**Exercise directions:** Note each line where "phát" appears, and copy it.
----- Extracted material -----
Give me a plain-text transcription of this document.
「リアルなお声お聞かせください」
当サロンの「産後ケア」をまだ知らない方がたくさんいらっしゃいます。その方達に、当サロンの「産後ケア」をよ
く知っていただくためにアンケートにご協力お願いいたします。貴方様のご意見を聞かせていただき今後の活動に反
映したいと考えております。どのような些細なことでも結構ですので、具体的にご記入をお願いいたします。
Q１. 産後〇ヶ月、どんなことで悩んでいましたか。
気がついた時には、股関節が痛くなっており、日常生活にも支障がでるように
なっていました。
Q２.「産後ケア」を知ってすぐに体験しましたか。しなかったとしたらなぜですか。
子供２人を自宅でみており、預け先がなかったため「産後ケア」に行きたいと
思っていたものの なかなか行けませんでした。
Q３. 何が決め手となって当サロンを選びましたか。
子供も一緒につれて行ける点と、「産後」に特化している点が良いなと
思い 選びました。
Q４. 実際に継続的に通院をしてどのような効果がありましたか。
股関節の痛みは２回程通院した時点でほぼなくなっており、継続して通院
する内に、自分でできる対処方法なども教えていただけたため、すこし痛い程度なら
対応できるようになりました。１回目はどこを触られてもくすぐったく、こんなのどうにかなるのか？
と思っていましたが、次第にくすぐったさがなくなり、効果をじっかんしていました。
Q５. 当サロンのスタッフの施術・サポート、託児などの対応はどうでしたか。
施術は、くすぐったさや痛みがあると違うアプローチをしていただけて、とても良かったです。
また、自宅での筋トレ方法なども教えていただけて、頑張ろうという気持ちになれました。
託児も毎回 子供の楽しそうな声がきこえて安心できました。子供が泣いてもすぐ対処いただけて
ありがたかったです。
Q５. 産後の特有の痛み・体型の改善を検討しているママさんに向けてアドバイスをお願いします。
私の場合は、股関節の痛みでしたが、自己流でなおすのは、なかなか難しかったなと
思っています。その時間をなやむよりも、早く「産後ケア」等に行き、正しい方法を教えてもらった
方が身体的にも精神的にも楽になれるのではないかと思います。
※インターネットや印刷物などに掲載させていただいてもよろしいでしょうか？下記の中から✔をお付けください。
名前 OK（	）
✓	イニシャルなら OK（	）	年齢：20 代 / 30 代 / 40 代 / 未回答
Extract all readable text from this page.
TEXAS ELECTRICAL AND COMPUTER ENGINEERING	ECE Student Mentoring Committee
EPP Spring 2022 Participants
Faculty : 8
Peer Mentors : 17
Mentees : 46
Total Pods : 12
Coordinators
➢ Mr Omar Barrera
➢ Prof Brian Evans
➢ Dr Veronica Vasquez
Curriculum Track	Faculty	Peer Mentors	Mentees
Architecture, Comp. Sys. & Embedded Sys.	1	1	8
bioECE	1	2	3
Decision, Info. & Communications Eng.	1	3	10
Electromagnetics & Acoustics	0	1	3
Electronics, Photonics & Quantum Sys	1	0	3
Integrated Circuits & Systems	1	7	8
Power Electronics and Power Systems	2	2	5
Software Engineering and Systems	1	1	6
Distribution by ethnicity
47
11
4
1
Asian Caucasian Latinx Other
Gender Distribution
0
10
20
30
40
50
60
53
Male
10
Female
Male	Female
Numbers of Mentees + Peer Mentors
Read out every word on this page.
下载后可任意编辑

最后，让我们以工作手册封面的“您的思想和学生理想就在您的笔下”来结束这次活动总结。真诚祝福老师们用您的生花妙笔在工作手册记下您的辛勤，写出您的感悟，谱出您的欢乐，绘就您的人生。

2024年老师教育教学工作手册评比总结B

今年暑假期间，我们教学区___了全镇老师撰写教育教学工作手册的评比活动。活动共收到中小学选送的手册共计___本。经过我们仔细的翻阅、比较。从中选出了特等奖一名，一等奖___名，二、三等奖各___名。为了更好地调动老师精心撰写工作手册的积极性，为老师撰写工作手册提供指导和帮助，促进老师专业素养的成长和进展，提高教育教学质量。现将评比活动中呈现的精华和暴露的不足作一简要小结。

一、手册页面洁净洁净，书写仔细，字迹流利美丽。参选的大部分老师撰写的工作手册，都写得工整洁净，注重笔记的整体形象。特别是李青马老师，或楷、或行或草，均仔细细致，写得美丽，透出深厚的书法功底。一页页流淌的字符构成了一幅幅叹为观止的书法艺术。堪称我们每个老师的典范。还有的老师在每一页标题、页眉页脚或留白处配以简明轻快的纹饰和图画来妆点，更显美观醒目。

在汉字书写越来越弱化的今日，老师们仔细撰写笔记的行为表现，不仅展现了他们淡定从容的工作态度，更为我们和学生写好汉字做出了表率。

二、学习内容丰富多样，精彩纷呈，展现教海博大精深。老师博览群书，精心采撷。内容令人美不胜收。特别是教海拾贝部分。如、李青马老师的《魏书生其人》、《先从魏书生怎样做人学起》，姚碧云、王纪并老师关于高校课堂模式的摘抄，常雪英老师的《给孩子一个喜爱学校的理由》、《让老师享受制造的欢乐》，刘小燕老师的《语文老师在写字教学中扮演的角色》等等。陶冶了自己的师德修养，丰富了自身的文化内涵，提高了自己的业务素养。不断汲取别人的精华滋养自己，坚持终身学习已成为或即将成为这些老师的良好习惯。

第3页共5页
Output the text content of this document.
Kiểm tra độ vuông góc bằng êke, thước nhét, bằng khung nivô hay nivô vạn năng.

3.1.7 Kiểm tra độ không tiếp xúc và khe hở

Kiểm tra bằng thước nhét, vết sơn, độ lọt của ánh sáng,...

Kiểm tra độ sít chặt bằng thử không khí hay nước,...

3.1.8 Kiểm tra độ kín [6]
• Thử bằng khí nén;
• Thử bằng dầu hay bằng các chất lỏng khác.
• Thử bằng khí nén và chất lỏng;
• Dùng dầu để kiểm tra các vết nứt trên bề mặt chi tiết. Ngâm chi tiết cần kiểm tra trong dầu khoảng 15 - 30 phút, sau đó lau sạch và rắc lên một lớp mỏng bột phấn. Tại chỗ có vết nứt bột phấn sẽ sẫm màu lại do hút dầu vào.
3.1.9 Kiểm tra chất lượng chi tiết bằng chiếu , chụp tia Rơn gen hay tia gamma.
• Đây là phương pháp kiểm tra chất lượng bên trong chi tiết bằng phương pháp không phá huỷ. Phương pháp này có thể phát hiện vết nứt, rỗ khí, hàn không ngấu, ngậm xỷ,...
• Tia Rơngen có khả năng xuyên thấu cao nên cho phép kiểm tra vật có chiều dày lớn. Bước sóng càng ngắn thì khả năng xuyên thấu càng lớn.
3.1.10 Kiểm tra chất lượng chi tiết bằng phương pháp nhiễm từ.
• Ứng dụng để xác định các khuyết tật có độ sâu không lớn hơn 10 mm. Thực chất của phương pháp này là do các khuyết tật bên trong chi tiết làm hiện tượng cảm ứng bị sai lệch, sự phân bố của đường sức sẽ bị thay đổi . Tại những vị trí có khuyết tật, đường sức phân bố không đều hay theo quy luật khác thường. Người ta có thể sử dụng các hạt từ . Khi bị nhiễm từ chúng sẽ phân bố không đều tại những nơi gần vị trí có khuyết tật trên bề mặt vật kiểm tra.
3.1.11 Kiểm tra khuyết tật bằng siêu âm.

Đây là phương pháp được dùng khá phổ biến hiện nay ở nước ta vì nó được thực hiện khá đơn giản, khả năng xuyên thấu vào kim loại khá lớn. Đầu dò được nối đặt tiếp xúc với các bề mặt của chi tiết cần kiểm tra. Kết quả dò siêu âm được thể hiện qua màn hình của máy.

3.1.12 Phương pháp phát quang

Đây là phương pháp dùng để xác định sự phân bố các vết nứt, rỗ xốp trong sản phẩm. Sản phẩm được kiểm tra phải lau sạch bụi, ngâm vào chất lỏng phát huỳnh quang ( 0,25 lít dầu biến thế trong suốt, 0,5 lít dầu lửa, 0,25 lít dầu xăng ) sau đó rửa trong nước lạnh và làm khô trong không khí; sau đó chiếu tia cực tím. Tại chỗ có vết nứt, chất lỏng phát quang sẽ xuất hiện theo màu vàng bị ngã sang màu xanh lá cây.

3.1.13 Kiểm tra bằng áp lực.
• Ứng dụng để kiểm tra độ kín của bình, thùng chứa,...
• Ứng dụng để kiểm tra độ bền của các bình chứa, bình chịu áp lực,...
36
-----
**Response to the exercise:**
• Đây là phương pháp kiểm tra chất lượng bên trong chi tiết bằng phương pháp không phá huỷ. Phương pháp này có thể phát hiện vết nứt, rỗ khí, hàn không ngấu, ngậm xỷ,...
3.1.12 Phương pháp phát quang
Đây là phương pháp dùng để xác định sự phân bố các vết nứt, rỗ xốp trong sản phẩm. Sản phẩm được kiểm tra phải lau sạch bụi, ngâm vào chất lỏng phát huỳnh quang ( 0,25 lít dầu biến thế trong suốt, 0,5 lít dầu lửa, 0,25 lít dầu xăng ) sau đó rửa trong nước lạnh và làm khô trong không khí; sau đó chiếu tia cực tím. Tại chỗ có vết nứt, chất lỏng phát quang sẽ xuất hiện theo màu vàng bị ngã sang màu xanh lá cây.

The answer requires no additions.